[Records from a collection]
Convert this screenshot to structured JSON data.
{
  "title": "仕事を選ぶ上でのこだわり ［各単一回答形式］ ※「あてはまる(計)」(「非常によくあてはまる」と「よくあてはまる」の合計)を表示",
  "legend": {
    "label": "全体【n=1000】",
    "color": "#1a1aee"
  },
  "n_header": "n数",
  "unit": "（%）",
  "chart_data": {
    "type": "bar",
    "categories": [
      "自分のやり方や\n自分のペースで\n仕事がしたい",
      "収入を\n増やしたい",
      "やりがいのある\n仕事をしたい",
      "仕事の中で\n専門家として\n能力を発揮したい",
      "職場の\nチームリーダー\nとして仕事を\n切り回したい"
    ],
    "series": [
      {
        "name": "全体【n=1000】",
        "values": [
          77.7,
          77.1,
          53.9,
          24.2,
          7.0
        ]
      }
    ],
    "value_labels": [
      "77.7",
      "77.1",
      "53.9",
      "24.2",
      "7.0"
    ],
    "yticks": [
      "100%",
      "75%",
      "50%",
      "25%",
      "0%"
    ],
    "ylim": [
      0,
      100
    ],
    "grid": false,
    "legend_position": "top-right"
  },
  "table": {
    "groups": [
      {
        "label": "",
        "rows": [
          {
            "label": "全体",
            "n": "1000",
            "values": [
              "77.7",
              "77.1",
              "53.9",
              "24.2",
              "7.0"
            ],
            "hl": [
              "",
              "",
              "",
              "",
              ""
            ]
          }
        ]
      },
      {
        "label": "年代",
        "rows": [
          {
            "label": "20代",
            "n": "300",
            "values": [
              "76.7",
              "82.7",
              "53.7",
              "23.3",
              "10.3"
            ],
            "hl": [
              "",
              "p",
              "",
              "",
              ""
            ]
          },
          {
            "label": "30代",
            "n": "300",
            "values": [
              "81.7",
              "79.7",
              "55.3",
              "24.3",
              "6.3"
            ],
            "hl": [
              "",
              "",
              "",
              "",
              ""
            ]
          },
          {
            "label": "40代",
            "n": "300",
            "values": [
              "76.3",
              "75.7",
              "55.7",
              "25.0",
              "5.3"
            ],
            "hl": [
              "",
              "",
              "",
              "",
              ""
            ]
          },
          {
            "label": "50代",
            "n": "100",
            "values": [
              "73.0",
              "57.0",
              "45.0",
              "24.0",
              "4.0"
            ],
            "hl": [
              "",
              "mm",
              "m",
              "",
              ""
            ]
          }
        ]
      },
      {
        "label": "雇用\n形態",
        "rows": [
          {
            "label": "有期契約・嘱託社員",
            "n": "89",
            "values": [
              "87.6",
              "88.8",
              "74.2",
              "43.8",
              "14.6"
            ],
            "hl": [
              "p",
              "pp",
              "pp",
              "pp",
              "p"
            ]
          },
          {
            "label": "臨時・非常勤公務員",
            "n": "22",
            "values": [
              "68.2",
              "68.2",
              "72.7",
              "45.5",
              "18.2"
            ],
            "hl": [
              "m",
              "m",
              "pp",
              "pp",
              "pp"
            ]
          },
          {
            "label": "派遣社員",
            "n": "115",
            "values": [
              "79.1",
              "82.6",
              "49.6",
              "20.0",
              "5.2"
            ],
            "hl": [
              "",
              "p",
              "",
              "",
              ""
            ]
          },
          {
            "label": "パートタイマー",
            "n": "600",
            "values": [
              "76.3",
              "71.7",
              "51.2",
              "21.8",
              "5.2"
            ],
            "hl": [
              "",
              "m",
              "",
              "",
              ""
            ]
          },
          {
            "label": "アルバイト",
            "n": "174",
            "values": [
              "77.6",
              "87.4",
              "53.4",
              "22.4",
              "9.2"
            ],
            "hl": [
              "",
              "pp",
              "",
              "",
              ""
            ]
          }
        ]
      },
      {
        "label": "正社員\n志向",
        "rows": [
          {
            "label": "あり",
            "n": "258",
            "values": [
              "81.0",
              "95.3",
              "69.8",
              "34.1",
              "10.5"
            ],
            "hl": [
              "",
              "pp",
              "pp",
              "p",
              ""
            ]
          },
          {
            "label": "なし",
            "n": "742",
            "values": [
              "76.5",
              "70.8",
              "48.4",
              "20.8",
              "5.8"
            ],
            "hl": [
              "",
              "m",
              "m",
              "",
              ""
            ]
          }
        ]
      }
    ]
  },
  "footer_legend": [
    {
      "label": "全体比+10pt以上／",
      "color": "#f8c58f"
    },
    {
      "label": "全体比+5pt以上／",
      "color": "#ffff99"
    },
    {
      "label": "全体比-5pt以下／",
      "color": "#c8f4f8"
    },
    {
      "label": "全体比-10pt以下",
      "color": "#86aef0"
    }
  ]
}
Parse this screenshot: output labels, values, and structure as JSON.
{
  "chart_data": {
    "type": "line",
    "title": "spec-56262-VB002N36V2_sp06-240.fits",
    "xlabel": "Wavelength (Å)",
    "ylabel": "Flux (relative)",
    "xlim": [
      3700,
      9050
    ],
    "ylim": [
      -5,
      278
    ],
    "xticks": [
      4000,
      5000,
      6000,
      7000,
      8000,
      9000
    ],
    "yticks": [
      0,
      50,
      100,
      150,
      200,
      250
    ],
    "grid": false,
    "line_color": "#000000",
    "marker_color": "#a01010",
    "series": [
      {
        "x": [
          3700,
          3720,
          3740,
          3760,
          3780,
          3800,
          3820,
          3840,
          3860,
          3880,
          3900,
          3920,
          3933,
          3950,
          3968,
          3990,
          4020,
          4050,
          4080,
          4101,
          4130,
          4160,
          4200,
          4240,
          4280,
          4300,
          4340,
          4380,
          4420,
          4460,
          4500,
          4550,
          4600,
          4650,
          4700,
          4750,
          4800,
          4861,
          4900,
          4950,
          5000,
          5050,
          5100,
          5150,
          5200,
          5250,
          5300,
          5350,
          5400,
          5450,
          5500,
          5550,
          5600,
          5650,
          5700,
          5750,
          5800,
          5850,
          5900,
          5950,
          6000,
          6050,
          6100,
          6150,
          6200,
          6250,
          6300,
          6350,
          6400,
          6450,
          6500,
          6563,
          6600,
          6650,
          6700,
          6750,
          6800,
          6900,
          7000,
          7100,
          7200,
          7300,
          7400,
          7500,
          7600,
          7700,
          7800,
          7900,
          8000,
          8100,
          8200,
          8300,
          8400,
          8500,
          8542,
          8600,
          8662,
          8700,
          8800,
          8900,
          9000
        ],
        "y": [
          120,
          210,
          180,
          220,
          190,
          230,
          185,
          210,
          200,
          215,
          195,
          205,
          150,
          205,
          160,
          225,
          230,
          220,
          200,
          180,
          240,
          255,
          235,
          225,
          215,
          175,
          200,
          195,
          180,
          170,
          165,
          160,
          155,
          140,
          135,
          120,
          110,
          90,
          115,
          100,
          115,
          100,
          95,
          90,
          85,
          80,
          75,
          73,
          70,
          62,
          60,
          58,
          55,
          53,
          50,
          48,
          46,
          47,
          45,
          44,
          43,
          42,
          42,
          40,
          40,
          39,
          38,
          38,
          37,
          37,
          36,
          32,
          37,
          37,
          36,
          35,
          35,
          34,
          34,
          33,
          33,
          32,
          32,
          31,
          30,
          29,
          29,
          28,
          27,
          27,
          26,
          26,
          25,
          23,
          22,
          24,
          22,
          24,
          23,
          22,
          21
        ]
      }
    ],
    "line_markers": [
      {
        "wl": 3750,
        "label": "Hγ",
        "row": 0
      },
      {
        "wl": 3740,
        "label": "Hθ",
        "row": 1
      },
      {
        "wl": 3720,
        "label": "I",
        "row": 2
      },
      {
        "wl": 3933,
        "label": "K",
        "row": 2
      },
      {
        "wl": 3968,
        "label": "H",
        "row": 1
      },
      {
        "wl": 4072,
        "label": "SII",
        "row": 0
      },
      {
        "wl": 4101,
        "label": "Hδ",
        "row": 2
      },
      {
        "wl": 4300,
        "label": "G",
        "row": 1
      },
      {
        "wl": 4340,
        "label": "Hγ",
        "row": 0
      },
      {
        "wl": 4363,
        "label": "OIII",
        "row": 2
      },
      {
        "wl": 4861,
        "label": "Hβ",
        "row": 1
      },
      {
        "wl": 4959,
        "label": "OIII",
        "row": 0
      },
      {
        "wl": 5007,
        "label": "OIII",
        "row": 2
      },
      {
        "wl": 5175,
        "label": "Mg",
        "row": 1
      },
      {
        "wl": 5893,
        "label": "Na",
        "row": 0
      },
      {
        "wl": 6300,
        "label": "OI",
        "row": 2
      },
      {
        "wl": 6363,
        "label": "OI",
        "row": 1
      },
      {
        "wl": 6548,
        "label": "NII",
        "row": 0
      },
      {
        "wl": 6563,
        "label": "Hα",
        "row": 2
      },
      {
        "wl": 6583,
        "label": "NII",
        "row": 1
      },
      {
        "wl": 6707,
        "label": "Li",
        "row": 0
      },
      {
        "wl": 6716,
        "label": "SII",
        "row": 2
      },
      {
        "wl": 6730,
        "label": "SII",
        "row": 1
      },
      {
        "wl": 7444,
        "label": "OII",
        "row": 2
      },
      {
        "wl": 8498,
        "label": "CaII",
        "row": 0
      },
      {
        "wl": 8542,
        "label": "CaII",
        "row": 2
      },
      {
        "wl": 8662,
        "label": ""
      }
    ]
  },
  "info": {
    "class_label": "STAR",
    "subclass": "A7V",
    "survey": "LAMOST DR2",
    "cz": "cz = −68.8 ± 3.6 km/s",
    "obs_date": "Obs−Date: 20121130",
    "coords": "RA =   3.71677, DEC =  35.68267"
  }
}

TASK TO COMPLETE
Report all lines of the material that contain the word "JSON".

COMPLETE OUTPUT
Convert this screenshot to structured JSON data.
Parse this screenshot: output labels, values, and structure as JSON.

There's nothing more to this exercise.